• To be done: Pick out the lines below with "structured" and list them.

>>

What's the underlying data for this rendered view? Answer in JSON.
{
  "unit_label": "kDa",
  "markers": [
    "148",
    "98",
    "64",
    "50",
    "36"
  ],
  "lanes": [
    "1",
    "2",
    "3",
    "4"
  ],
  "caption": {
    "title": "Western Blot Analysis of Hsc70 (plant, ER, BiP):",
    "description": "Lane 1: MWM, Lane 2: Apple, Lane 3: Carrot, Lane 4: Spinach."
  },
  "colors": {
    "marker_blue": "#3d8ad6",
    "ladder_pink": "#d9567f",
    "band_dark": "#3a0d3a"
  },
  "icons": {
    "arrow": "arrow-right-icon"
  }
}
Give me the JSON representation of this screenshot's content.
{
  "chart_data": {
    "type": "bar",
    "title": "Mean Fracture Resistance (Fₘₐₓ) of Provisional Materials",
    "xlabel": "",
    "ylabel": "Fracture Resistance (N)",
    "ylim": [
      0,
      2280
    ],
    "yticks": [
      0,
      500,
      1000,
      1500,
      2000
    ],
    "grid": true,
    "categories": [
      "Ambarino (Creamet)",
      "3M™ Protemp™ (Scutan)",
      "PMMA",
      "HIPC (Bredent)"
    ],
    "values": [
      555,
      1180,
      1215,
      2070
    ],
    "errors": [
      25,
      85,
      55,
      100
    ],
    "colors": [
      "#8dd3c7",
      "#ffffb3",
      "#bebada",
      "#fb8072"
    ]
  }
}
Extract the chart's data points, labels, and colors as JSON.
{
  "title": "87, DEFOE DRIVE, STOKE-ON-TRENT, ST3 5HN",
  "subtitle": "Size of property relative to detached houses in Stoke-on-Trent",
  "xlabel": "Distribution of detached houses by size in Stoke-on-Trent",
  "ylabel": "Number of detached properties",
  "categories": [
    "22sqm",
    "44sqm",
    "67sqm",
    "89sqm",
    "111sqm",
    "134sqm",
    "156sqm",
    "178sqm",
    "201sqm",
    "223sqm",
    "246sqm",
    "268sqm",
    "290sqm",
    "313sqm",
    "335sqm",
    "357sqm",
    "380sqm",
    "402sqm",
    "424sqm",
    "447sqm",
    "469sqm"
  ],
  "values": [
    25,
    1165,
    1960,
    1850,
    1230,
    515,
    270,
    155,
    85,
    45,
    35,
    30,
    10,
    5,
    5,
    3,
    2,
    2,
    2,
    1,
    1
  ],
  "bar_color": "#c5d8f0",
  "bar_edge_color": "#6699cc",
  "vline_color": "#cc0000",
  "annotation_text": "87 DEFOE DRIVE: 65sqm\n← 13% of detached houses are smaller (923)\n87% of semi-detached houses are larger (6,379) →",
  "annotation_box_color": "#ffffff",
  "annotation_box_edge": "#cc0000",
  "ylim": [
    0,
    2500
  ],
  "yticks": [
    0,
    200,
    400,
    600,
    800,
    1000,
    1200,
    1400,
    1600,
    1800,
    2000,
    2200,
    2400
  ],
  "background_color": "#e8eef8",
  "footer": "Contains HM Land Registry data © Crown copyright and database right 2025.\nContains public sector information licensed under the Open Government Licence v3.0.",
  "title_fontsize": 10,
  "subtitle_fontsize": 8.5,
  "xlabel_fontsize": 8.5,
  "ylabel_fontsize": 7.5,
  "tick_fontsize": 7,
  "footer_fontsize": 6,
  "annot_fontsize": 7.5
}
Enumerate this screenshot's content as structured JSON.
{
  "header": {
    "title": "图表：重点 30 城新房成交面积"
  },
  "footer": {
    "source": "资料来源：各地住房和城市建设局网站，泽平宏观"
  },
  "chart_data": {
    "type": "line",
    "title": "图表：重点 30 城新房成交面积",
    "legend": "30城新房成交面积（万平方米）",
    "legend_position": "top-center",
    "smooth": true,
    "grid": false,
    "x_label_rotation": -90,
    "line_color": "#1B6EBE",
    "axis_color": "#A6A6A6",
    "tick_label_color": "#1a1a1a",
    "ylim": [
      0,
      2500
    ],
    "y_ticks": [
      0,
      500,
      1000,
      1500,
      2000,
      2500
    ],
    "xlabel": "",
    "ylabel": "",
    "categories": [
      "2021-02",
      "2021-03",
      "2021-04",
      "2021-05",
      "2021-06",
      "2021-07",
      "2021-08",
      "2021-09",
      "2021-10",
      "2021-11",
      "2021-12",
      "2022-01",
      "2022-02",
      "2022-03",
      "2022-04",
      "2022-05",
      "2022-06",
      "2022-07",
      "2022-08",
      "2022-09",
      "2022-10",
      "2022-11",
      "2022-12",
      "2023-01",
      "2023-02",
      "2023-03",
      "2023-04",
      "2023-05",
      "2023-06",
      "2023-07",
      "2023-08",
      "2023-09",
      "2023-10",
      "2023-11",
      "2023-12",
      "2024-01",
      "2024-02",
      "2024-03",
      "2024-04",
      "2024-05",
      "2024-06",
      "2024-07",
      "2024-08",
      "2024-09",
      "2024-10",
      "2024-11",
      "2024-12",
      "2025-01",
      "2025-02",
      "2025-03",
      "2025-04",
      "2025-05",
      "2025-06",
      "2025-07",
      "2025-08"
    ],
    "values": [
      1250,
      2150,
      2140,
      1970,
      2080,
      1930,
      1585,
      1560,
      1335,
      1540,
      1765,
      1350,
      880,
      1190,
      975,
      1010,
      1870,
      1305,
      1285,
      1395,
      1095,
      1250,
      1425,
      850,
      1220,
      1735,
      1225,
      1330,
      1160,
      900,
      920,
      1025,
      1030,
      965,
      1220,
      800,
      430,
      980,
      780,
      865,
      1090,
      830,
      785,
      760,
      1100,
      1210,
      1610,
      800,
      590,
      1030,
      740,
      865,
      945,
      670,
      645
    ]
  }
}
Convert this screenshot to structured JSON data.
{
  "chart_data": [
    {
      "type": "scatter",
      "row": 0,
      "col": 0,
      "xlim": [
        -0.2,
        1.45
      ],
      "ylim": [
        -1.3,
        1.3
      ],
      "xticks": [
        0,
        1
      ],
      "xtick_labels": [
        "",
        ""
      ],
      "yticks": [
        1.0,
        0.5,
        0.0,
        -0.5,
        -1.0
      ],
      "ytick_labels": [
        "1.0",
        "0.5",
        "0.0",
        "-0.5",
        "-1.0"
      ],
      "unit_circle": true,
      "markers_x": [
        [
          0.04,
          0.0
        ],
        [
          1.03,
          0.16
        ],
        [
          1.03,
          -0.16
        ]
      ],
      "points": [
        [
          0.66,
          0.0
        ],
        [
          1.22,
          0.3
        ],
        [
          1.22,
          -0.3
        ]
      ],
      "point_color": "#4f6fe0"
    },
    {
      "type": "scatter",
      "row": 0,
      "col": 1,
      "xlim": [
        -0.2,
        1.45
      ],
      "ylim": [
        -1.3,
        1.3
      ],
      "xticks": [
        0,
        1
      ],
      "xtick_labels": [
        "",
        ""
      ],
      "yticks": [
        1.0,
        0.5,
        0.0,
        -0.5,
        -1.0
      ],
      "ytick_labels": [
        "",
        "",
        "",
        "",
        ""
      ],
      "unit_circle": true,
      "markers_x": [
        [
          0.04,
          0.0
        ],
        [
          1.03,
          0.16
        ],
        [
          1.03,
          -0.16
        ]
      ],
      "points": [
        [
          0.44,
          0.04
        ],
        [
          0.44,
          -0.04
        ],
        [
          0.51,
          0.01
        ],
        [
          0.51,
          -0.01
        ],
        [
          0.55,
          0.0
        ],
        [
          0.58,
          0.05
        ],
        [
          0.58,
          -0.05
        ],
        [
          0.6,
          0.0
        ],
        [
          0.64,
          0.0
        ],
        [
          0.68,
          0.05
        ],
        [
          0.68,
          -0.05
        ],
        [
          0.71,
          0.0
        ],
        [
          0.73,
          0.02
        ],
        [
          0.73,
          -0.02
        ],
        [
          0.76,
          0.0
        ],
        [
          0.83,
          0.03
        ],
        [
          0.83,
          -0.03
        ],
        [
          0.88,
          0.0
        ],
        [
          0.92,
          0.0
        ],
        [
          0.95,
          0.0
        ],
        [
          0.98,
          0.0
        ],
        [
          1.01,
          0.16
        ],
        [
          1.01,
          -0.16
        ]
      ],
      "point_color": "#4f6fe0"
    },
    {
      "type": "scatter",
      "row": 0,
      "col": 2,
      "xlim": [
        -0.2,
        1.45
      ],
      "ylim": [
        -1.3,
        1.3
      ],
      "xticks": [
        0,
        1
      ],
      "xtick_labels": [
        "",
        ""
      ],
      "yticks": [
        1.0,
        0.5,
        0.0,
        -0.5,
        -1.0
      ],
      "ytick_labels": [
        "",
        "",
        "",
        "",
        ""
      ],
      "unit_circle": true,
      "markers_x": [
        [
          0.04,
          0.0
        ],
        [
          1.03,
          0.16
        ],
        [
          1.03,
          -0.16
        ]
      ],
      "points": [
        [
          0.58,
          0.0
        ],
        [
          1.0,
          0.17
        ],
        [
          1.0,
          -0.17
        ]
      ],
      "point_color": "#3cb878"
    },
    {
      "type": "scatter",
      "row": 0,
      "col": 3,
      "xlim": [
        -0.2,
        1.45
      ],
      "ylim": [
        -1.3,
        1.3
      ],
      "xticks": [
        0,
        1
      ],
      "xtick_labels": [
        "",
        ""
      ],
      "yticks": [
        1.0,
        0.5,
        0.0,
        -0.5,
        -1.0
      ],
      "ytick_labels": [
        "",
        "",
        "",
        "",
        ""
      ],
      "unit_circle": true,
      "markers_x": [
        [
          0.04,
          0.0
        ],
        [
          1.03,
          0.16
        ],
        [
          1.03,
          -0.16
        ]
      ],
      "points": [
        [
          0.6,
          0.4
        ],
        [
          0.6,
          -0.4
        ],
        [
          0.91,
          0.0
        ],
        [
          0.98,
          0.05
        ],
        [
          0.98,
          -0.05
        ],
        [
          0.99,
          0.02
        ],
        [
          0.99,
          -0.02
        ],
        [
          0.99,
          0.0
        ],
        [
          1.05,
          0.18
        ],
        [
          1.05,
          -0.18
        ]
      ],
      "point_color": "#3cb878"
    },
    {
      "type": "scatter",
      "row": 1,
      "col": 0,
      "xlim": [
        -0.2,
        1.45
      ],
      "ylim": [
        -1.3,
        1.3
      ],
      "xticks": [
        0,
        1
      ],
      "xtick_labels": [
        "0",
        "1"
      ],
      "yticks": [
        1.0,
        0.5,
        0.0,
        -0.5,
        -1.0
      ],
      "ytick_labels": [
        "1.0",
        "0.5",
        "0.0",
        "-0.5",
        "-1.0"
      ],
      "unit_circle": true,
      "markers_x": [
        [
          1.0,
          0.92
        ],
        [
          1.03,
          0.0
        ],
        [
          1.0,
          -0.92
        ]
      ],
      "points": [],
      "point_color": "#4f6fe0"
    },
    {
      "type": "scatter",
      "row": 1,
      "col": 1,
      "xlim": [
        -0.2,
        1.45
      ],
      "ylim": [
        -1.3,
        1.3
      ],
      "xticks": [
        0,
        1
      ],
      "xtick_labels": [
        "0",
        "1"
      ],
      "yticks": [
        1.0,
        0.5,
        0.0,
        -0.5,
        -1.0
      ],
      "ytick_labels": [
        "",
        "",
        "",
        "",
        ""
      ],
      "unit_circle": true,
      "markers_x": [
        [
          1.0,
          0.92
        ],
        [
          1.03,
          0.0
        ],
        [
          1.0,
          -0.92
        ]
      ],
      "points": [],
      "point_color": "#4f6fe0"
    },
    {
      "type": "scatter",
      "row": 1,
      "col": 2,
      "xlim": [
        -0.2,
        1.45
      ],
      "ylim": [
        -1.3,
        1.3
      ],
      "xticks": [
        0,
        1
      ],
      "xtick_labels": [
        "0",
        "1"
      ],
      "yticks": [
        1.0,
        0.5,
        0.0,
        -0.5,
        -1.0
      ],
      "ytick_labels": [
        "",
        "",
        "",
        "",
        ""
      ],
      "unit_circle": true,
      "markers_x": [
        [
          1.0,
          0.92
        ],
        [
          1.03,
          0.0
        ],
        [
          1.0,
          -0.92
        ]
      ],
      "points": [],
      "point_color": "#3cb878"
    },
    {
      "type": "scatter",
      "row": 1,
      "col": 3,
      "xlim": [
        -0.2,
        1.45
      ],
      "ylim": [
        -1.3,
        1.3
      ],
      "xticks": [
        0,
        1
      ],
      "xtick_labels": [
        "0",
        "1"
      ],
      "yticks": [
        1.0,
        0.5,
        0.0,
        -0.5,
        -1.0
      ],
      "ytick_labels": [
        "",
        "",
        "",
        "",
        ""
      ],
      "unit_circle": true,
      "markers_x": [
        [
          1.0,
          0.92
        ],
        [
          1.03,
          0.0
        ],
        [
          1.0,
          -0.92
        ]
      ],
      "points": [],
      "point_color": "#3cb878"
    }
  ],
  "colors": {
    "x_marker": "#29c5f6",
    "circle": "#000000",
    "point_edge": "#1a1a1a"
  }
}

<<

• Exercise solution:
Enumerate this screenshot's content as structured JSON.
Convert this screenshot to structured JSON data.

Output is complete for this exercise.